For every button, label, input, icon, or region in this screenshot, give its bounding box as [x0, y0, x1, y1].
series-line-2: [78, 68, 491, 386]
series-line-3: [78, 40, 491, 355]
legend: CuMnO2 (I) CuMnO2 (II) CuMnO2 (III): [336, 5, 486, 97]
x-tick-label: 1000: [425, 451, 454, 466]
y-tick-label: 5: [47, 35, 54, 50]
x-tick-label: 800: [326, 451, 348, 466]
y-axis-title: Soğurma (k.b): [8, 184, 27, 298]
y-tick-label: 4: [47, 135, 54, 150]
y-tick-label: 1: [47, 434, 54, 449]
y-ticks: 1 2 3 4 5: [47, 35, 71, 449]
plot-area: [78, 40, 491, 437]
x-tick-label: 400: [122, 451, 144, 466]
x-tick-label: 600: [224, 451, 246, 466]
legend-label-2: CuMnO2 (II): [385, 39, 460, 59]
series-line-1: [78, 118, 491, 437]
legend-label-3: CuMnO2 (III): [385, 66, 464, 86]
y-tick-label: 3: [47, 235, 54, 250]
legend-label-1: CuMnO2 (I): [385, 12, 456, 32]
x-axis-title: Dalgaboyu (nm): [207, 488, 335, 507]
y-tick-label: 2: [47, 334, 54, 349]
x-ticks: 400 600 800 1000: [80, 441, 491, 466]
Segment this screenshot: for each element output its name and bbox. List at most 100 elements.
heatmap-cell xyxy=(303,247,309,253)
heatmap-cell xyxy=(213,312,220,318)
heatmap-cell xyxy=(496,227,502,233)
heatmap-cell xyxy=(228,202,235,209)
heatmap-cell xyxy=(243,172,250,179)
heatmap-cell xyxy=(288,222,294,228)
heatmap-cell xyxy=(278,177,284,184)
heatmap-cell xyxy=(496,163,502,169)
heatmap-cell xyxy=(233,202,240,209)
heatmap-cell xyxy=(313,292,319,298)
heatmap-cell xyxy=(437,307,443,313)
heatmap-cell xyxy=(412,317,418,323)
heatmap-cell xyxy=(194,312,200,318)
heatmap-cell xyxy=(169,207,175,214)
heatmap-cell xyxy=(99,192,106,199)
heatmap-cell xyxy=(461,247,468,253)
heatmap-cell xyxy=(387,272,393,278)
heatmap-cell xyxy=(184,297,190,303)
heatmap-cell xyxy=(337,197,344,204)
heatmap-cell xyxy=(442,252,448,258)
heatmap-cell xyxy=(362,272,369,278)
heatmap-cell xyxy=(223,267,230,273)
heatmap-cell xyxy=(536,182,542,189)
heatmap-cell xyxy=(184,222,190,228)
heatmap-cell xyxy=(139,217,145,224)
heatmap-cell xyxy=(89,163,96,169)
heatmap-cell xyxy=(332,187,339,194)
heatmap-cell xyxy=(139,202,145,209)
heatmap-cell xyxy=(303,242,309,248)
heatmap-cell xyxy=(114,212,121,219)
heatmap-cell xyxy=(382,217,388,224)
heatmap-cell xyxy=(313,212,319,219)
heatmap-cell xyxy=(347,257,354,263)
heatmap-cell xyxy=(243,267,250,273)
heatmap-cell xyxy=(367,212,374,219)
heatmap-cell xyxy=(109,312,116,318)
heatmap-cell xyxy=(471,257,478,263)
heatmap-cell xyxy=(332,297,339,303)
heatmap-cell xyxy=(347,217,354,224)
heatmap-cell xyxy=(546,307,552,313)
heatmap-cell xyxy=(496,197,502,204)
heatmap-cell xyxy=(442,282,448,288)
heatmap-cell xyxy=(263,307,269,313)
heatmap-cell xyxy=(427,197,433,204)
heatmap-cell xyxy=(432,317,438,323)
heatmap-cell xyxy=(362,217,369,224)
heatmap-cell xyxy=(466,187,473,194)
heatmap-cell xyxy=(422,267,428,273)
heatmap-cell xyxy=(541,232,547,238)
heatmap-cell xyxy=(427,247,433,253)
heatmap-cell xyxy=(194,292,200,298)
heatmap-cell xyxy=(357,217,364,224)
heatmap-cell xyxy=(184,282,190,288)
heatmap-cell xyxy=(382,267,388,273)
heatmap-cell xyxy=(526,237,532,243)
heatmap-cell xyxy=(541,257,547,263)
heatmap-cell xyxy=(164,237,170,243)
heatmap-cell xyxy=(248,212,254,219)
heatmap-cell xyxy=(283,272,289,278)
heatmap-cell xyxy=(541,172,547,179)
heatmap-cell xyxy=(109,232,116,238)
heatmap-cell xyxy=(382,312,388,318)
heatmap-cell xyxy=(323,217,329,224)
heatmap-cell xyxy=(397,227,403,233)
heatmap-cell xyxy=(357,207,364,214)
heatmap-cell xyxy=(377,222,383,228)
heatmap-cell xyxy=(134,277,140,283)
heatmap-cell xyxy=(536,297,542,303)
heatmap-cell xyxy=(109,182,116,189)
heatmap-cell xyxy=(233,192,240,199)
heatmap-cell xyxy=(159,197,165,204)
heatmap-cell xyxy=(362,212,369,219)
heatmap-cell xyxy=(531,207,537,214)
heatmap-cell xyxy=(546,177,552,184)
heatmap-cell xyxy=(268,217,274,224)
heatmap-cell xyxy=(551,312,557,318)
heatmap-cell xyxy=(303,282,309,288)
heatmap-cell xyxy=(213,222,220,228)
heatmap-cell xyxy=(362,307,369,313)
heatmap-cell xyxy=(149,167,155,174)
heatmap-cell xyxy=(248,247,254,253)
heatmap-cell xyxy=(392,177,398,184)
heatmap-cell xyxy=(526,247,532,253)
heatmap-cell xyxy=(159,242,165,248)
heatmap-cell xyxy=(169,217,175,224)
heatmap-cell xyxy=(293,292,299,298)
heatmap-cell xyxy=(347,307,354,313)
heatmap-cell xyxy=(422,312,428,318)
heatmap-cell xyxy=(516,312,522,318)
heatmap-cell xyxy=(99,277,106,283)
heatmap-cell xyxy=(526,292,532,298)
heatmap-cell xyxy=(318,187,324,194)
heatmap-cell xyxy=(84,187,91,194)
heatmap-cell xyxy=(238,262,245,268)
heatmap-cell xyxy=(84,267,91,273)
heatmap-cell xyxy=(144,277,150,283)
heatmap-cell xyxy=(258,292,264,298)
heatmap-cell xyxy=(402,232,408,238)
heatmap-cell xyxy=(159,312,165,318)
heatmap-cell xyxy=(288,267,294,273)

# # #

Requirement: Arrange every line of the records above into a Markdown table with the columns No. and Text, giving each line a row number and leaving out any blank lines.

Result for this exercise:
| No. | Text |
|---|---|
| 1 | For every button, label, input, icon, or region in this screenshot, give its bounding box as [x0, y0, x1, y1]. |
| 2 | series-line-2: [78, 68, 491, 386] |
| 3 | series-line-3: [78, 40, 491, 355] |
| 4 | legend: CuMnO2 (I) CuMnO2 (II) CuMnO2 (III): [336, 5, 486, 97] |
| 5 | x-tick-label: 1000: [425, 451, 454, 466] |
| 6 | y-tick-label: 5: [47, 35, 54, 50] |
| 7 | x-tick-label: 800: [326, 451, 348, 466] |
| 8 | y-axis-title: Soğurma (k.b): [8, 184, 27, 298] |
| 9 | y-tick-label: 4: [47, 135, 54, 150] |
| 10 | y-tick-label: 1: [47, 434, 54, 449] |
| 11 | y-ticks: 1 2 3 4 5: [47, 35, 71, 449] |
| 12 | plot-area: [78, 40, 491, 437] |
| 13 | x-tick-label: 400: [122, 451, 144, 466] |
| 14 | x-tick-label: 600: [224, 451, 246, 466] |
| 15 | legend-label-2: CuMnO2 (II): [385, 39, 460, 59] |
| 16 | series-line-1: [78, 118, 491, 437] |
| 17 | legend-label-3: CuMnO2 (III): [385, 66, 464, 86] |
| 18 | y-tick-label: 3: [47, 235, 54, 250] |
| 19 | legend-label-1: CuMnO2 (I): [385, 12, 456, 32] |
| 20 | x-axis-title: Dalgaboyu (nm): [207, 488, 335, 507] |
| 21 | y-tick-label: 2: [47, 334, 54, 349] |
| 22 | x-ticks: 400 600 800 1000: [80, 441, 491, 466] |
| 23 | Segment this screenshot: for each element output its name and bbox. List at most 100 elements. |
| 24 | heatmap-cell xyxy=(303,247,309,253) |
| 25 | heatmap-cell xyxy=(213,312,220,318) |
| 26 | heatmap-cell xyxy=(496,227,502,233) |
| 27 | heatmap-cell xyxy=(228,202,235,209) |
| 28 | heatmap-cell xyxy=(243,172,250,179) |
| 29 | heatmap-cell xyxy=(288,222,294,228) |
| 30 | heatmap-cell xyxy=(278,177,284,184) |
| 31 | heatmap-cell xyxy=(496,163,502,169) |
| 32 | heatmap-cell xyxy=(233,202,240,209) |
| 33 | heatmap-cell xyxy=(313,292,319,298) |
| 34 | heatmap-cell xyxy=(437,307,443,313) |
| 35 | heatmap-cell xyxy=(412,317,418,323) |
| 36 | heatmap-cell xyxy=(194,312,200,318) |
| 37 | heatmap-cell xyxy=(169,207,175,214) |
| 38 | heatmap-cell xyxy=(99,192,106,199) |
| 39 | heatmap-cell xyxy=(461,247,468,253) |
| 40 | heatmap-cell xyxy=(387,272,393,278) |
| 41 | heatmap-cell xyxy=(184,297,190,303) |
| 42 | heatmap-cell xyxy=(337,197,344,204) |
| 43 | heatmap-cell xyxy=(442,252,448,258) |
| 44 | heatmap-cell xyxy=(362,272,369,278) |
| 45 | heatmap-cell xyxy=(223,267,230,273) |
| 46 | heatmap-cell xyxy=(536,182,542,189) |
| 47 | heatmap-cell xyxy=(184,222,190,228) |
| 48 | heatmap-cell xyxy=(139,217,145,224) |
| 49 | heatmap-cell xyxy=(89,163,96,169) |
| 50 | heatmap-cell xyxy=(332,187,339,194) |
| 51 | heatmap-cell xyxy=(139,202,145,209) |
| 52 | heatmap-cell xyxy=(303,242,309,248) |
| 53 | heatmap-cell xyxy=(114,212,121,219) |
| 54 | heatmap-cell xyxy=(382,217,388,224) |
| 55 | heatmap-cell xyxy=(313,212,319,219) |
| 56 | heatmap-cell xyxy=(347,257,354,263) |
| 57 | heatmap-cell xyxy=(243,267,250,273) |
| 58 | heatmap-cell xyxy=(367,212,374,219) |
| 59 | heatmap-cell xyxy=(109,312,116,318) |
| 60 | heatmap-cell xyxy=(471,257,478,263) |
| 61 | heatmap-cell xyxy=(332,297,339,303) |
| 62 | heatmap-cell xyxy=(347,217,354,224) |
| 63 | heatmap-cell xyxy=(546,307,552,313) |
| 64 | heatmap-cell xyxy=(496,197,502,204) |
| 65 | heatmap-cell xyxy=(442,282,448,288) |
| 66 | heatmap-cell xyxy=(263,307,269,313) |
| 67 | heatmap-cell xyxy=(427,197,433,204) |
| 68 | heatmap-cell xyxy=(432,317,438,323) |
| 69 | heatmap-cell xyxy=(362,217,369,224) |
| 70 | heatmap-cell xyxy=(466,187,473,194) |
| 71 | heatmap-cell xyxy=(422,267,428,273) |
| 72 | heatmap-cell xyxy=(541,232,547,238) |
| 73 | heatmap-cell xyxy=(427,247,433,253) |
| 74 | heatmap-cell xyxy=(194,292,200,298) |
| 75 | heatmap-cell xyxy=(357,217,364,224) |
| 76 | heatmap-cell xyxy=(184,282,190,288) |
| 77 | heatmap-cell xyxy=(382,267,388,273) |
| 78 | heatmap-cell xyxy=(526,237,532,243) |
| 79 | heatmap-cell xyxy=(541,257,547,263) |
| 80 | heatmap-cell xyxy=(164,237,170,243) |
| 81 | heatmap-cell xyxy=(248,212,254,219) |
| 82 | heatmap-cell xyxy=(283,272,289,278) |
| 83 | heatmap-cell xyxy=(541,172,547,179) |
| 84 | heatmap-cell xyxy=(109,232,116,238) |
| 85 | heatmap-cell xyxy=(382,312,388,318) |
| 86 | heatmap-cell xyxy=(323,217,329,224) |
| 87 | heatmap-cell xyxy=(397,227,403,233) |
| 88 | heatmap-cell xyxy=(357,207,364,214) |
| 89 | heatmap-cell xyxy=(377,222,383,228) |
| 90 | heatmap-cell xyxy=(134,277,140,283) |
| 91 | heatmap-cell xyxy=(536,297,542,303) |
| 92 | heatmap-cell xyxy=(109,182,116,189) |
| 93 | heatmap-cell xyxy=(233,192,240,199) |
| 94 | heatmap-cell xyxy=(159,197,165,204) |
| 95 | heatmap-cell xyxy=(362,212,369,219) |
| 96 | heatmap-cell xyxy=(531,207,537,214) |
| 97 | heatmap-cell xyxy=(546,177,552,184) |
| 98 | heatmap-cell xyxy=(268,217,274,224) |
| 99 | heatmap-cell xyxy=(551,312,557,318) |
| 100 | heatmap-cell xyxy=(303,282,309,288) |
| 101 | heatmap-cell xyxy=(213,222,220,228) |
| 102 | heatmap-cell xyxy=(362,307,369,313) |
| 103 | heatmap-cell xyxy=(149,167,155,174) |
| 104 | heatmap-cell xyxy=(248,247,254,253) |
| 105 | heatmap-cell xyxy=(392,177,398,184) |
| 106 | heatmap-cell xyxy=(526,247,532,253) |
| 107 | heatmap-cell xyxy=(159,242,165,248) |
| 108 | heatmap-cell xyxy=(169,217,175,224) |
| 109 | heatmap-cell xyxy=(293,292,299,298) |
| 110 | heatmap-cell xyxy=(347,307,354,313) |
| 111 | heatmap-cell xyxy=(422,312,428,318) |
| 112 | heatmap-cell xyxy=(516,312,522,318) |
| 113 | heatmap-cell xyxy=(99,277,106,283) |
| 114 | heatmap-cell xyxy=(526,292,532,298) |
| 115 | heatmap-cell xyxy=(318,187,324,194) |
| 116 | heatmap-cell xyxy=(84,187,91,194) |
| 117 | heatmap-cell xyxy=(238,262,245,268) |
| 118 | heatmap-cell xyxy=(84,267,91,273) |
| 119 | heatmap-cell xyxy=(144,277,150,283) |
| 120 | heatmap-cell xyxy=(258,292,264,298) |
| 121 | heatmap-cell xyxy=(402,232,408,238) |
| 122 | heatmap-cell xyxy=(159,312,165,318) |
| 123 | heatmap-cell xyxy=(288,267,294,273) |